| Written exercise |
Gather every line from the entries below that includes "desde".

Recorded data
☆ ☆ ☆ ☆ ☆

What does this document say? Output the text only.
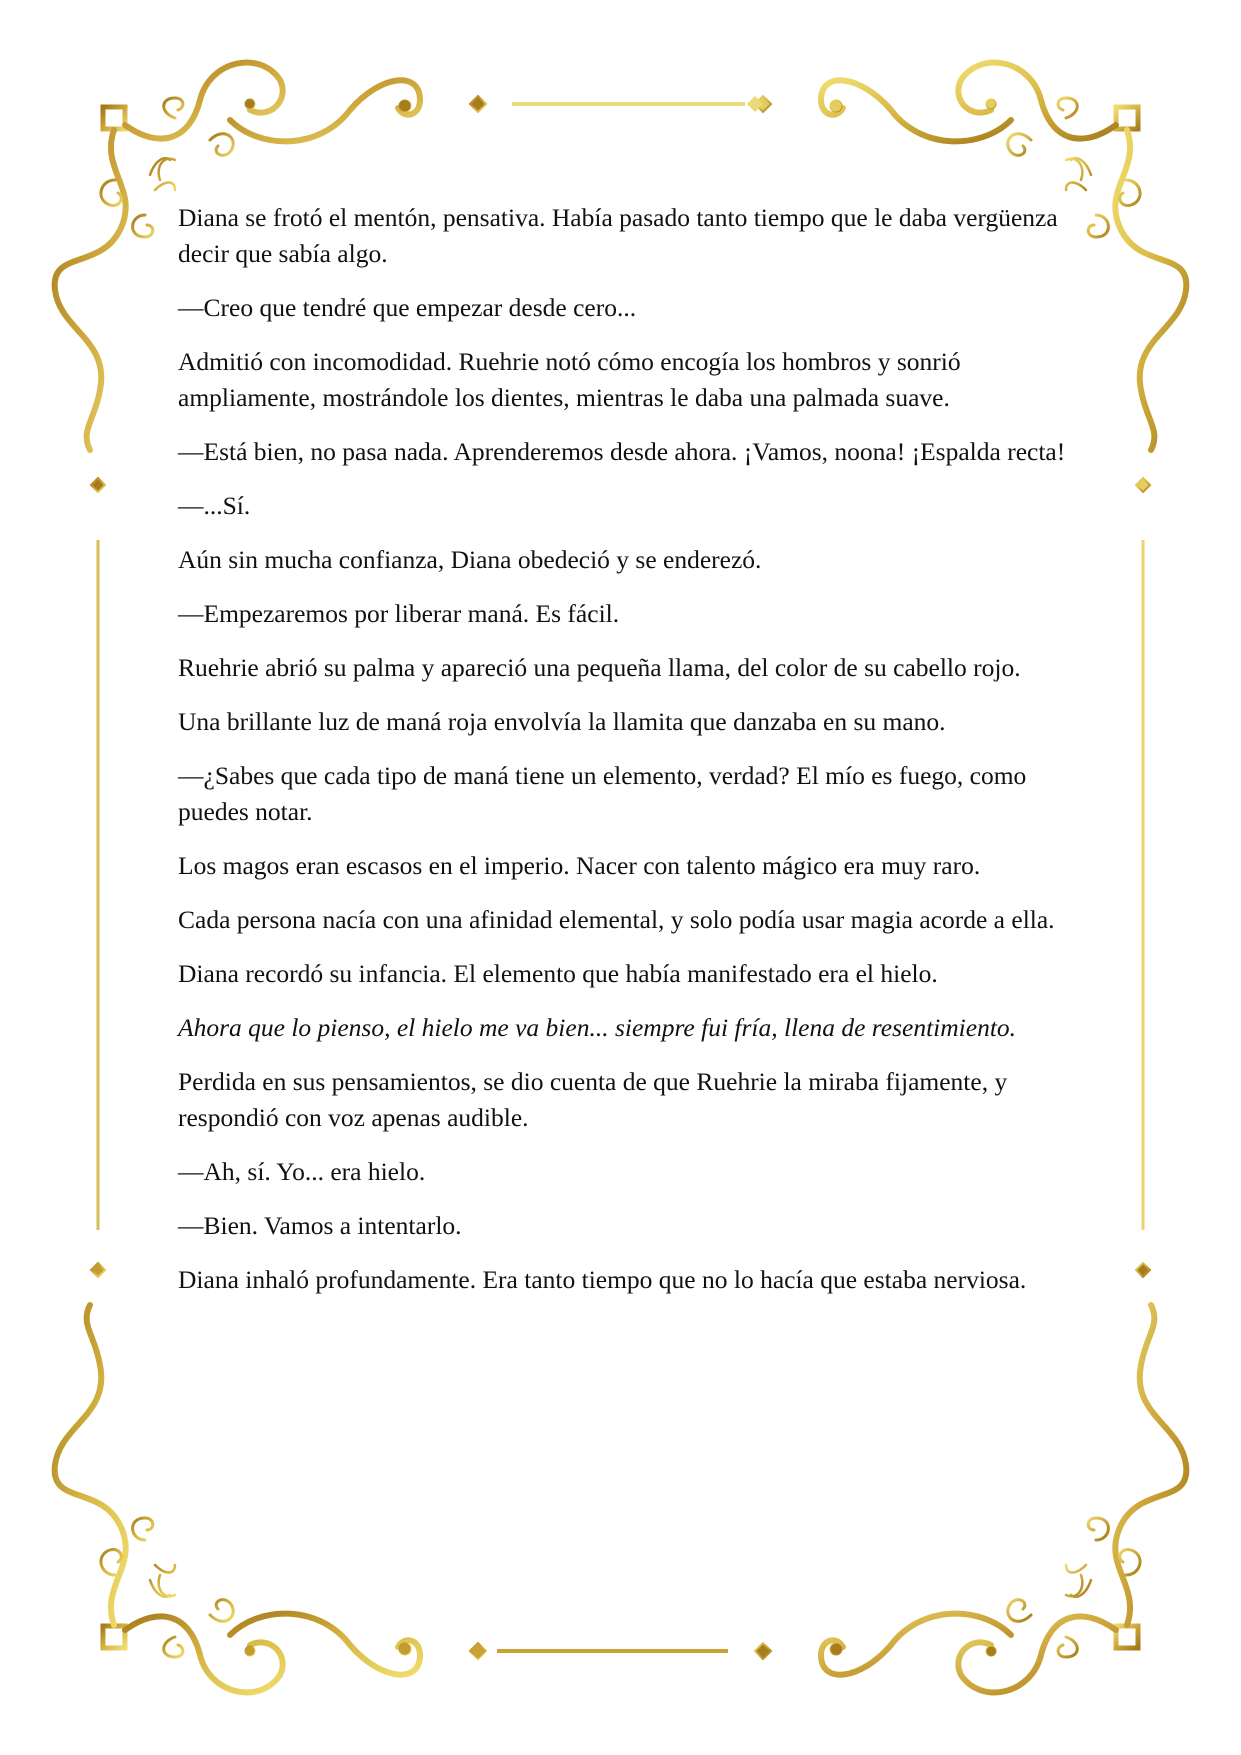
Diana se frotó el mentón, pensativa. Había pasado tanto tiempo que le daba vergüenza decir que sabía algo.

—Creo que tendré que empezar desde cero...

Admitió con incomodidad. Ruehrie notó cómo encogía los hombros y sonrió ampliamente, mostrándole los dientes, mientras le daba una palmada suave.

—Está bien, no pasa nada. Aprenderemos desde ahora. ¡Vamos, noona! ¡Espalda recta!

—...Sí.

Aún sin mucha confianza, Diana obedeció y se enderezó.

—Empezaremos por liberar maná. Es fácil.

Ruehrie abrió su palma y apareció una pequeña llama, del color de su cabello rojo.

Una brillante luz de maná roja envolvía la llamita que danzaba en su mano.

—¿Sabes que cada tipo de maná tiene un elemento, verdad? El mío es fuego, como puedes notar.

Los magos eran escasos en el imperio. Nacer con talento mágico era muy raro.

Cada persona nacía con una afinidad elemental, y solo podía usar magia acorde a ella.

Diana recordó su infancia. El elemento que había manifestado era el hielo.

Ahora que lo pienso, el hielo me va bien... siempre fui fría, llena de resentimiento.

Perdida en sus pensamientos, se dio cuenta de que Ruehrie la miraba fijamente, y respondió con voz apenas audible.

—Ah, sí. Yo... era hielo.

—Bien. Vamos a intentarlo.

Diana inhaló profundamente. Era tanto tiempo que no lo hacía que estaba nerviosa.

☆ ☆ ☆ ☆ ☆

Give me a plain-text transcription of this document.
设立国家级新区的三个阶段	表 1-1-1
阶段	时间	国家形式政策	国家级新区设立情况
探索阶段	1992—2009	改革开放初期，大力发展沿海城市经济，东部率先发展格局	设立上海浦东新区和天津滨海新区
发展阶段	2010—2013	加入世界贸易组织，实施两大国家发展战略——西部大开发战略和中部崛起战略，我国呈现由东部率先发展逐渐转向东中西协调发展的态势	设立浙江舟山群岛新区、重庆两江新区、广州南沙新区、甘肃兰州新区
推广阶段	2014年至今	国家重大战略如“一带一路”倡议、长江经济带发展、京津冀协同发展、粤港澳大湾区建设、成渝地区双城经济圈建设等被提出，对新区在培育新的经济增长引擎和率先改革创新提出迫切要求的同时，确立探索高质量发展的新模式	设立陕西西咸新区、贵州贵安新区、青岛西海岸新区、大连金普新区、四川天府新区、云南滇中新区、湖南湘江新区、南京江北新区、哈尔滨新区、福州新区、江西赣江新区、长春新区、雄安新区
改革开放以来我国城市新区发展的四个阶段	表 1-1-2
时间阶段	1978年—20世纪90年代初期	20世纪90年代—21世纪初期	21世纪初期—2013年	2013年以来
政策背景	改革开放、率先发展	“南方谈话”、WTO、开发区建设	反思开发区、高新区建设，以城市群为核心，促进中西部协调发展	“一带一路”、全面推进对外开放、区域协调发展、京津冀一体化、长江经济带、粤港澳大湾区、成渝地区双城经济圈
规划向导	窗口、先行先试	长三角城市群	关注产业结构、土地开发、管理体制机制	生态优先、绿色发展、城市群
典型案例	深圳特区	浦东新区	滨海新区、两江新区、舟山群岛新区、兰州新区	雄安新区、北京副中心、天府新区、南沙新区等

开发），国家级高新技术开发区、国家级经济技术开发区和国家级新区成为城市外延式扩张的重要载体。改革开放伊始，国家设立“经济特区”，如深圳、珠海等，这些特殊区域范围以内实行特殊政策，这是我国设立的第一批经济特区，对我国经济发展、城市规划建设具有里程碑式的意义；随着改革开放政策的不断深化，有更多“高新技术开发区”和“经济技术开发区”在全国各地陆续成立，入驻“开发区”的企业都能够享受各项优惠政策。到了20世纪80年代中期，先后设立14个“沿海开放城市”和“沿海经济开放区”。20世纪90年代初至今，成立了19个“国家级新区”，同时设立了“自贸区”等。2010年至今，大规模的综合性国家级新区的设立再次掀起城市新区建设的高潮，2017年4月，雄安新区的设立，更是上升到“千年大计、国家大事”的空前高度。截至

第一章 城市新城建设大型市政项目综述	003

☆ ☆ ☆ ☆ ☆

| Reply to the task |
—Creo que tendré que empezar desde cero...
—Está bien, no pasa nada. Aprenderemos desde ahora. ¡Vamos, noona! ¡Espalda recta!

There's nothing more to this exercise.